Dataset items
**********

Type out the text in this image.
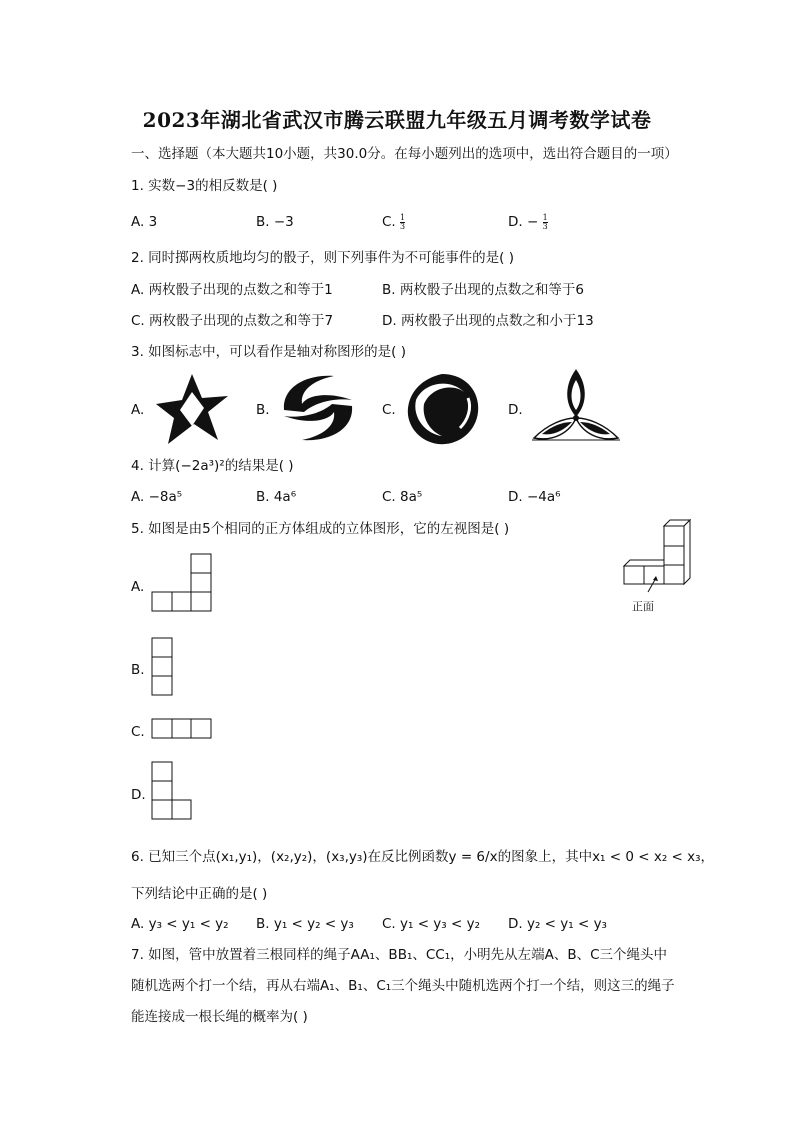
2023年湖北省武汉市腾云联盟九年级五月调考数学试卷
一、选择题（本大题共10小题，共30.0分。在每小题列出的选项中，选出符合题目的一项）
1. 实数−3的相反数是( )
A. 3	B. −3	C. $\frac{1}{3}$	D. − $\frac{1}{3}$
2. 同时掷两枚质地均匀的骰子，则下列事件为不可能事件的是( )
A. 两枚骰子出现的点数之和等于1	B. 两枚骰子出现的点数之和等于6
C. 两枚骰子出现的点数之和等于7	D. 两枚骰子出现的点数之和小于13
3. 如图标志中，可以看作是轴对称图形的是( )
A.	B.	C.	D.
4. 计算(−2a³)²的结果是( )
A. −8a⁵	B. 4a⁶	C. 8a⁵	D. −4a⁶
5. 如图是由5个相同的正方体组成的立体图形，它的左视图是( )
正面
A.
B.
C.
D.
6. 已知三个点(x₁,y₁)，(x₂,y₂)，(x₃,y₃)在反比例函数y = 6/x的图象上，其中x₁ < 0 < x₂ < x₃，
下列结论中正确的是( )
A. y₃ < y₁ < y₂ B. y₁ < y₂ < y₃ C. y₁ < y₃ < y₂ D. y₂ < y₁ < y₃
7. 如图，管中放置着三根同样的绳子AA₁、BB₁、CC₁，小明先从左端A、B、C三个绳头中
随机选两个打一个结，再从右端A₁、B₁、C₁三个绳头中随机选两个打一个结，则这三的绳子
能连接成一根长绳的概率为( )
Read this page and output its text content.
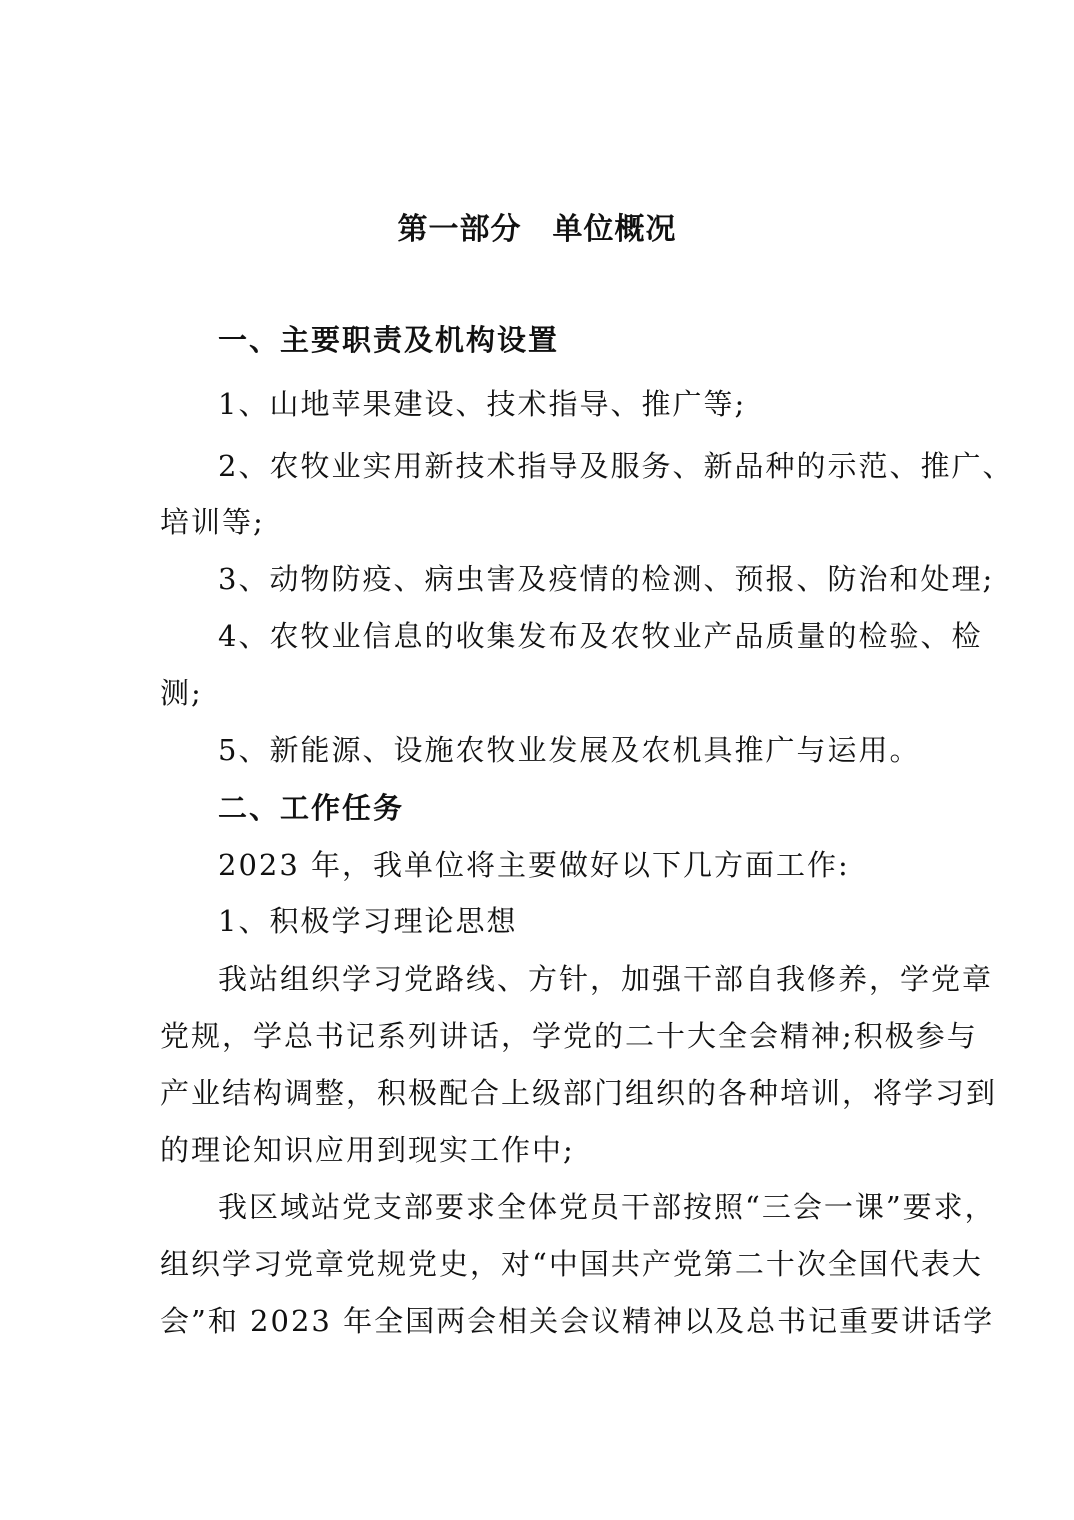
第一部分　单位概况
一、主要职责及机构设置
1、山地苹果建设、技术指导、推广等;
2、农牧业实用新技术指导及服务、新品种的示范、推广、
培训等;
3、动物防疫、病虫害及疫情的检测、预报、防治和处理;
4、农牧业信息的收集发布及农牧业产品质量的检验、检
测;
5、新能源、设施农牧业发展及农机具推广与运用。
二、工作任务
2023 年，我单位将主要做好以下几方面工作:
1、积极学习理论思想
我站组织学习党路线、方针，加强干部自我修养，学党章
党规，学总书记系列讲话，学党的二十大全会精神;积极参与
产业结构调整，积极配合上级部门组织的各种培训，将学习到
的理论知识应用到现实工作中;
我区域站党支部要求全体党员干部按照“三会一课”要求，
组织学习党章党规党史，对“中国共产党第二十次全国代表大
会”和 2023 年全国两会相关会议精神以及总书记重要讲话学
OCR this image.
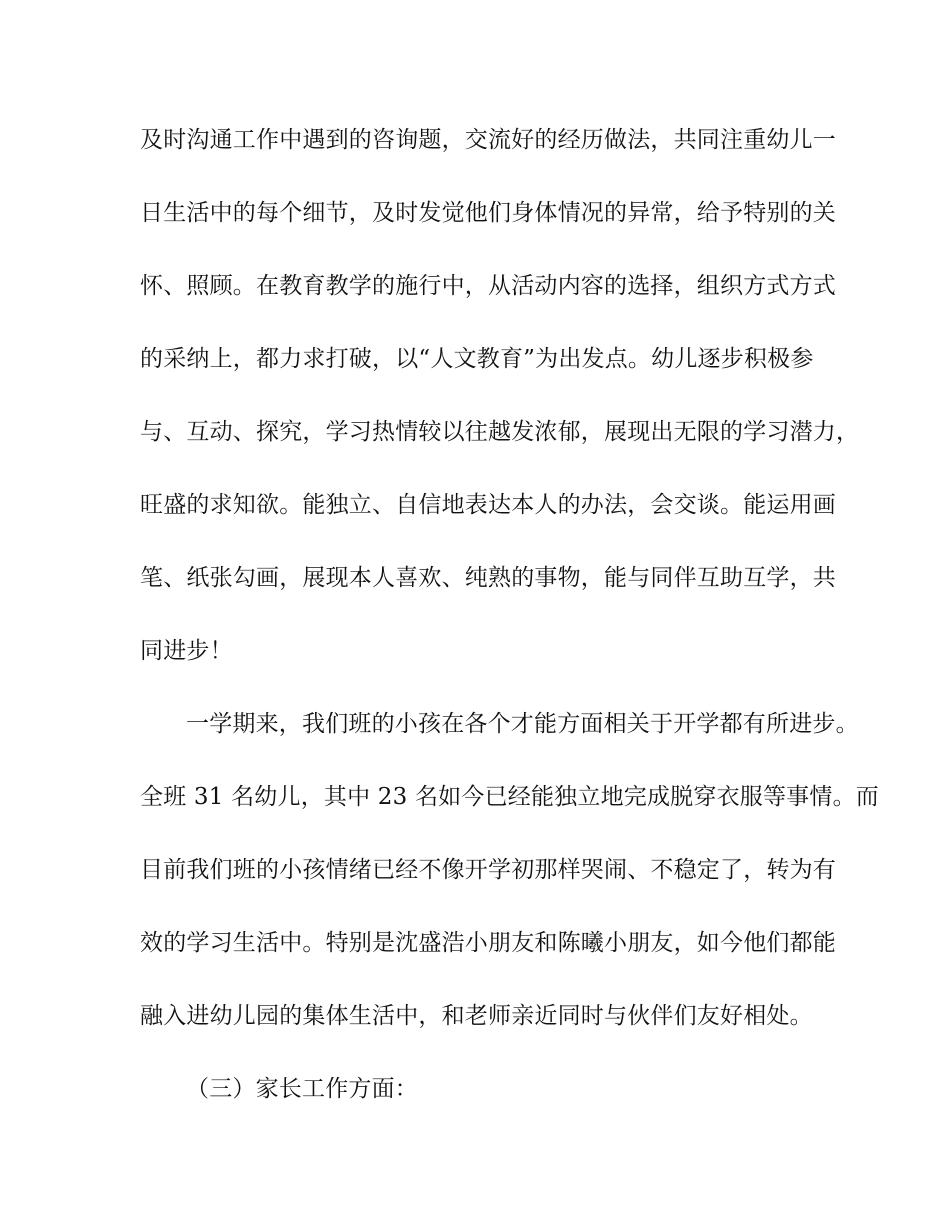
及时沟通工作中遇到的咨询题，交流好的经历做法，共同注重幼儿一
日生活中的每个细节，及时发觉他们身体情况的异常，给予特别的关
怀、照顾。在教育教学的施行中，从活动内容的选择，组织方式方式
的采纳上，都力求打破，以“人文教育”为出发点。幼儿逐步积极参
与、互动、探究，学习热情较以往越发浓郁，展现出无限的学习潜力，
旺盛的求知欲。能独立、自信地表达本人的办法，会交谈。能运用画
笔、纸张勾画，展现本人喜欢、纯熟的事物，能与同伴互助互学，共
同进步！
一学期来，我们班的小孩在各个才能方面相关于开学都有所进步。
全班 31 名幼儿，其中 23 名如今已经能独立地完成脱穿衣服等事情。而
目前我们班的小孩情绪已经不像开学初那样哭闹、不稳定了，转为有
效的学习生活中。特别是沈盛浩小朋友和陈曦小朋友，如今他们都能
融入进幼儿园的集体生活中，和老师亲近同时与伙伴们友好相处。
（三）家长工作方面：
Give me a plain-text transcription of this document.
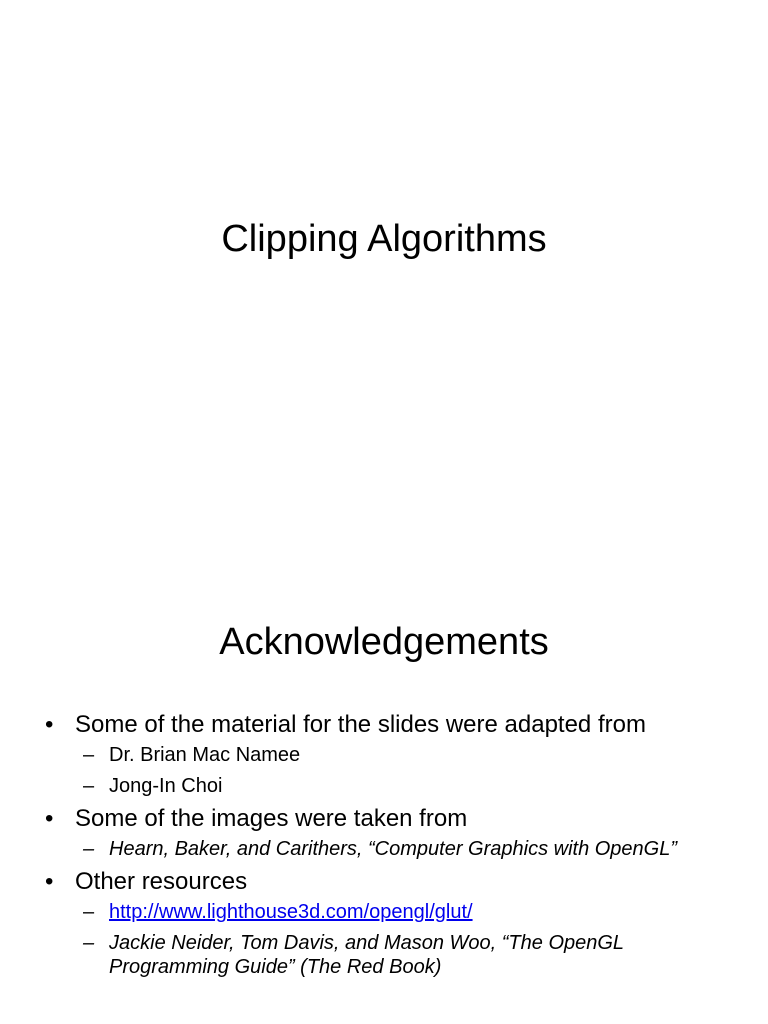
Clipping Algorithms
Acknowledgements
• Some of the material for the slides were adapted from
– Dr. Brian Mac Namee
– Jong-In Choi
• Some of the images were taken from
– Hearn, Baker, and Carithers, “Computer Graphics with OpenGL”
• Other resources
– http://www.lighthouse3d.com/opengl/glut/
– Jackie Neider, Tom Davis, and Mason Woo, “The OpenGL Programming Guide” (The Red Book)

**********

## DESCRIPTION OF THE TASK
Review the preceding data and report every line that includes the string "text".

## RESPONSE
Type out the text in this image.
Read this page and output its text content.
Give me a plain-text transcription of this document.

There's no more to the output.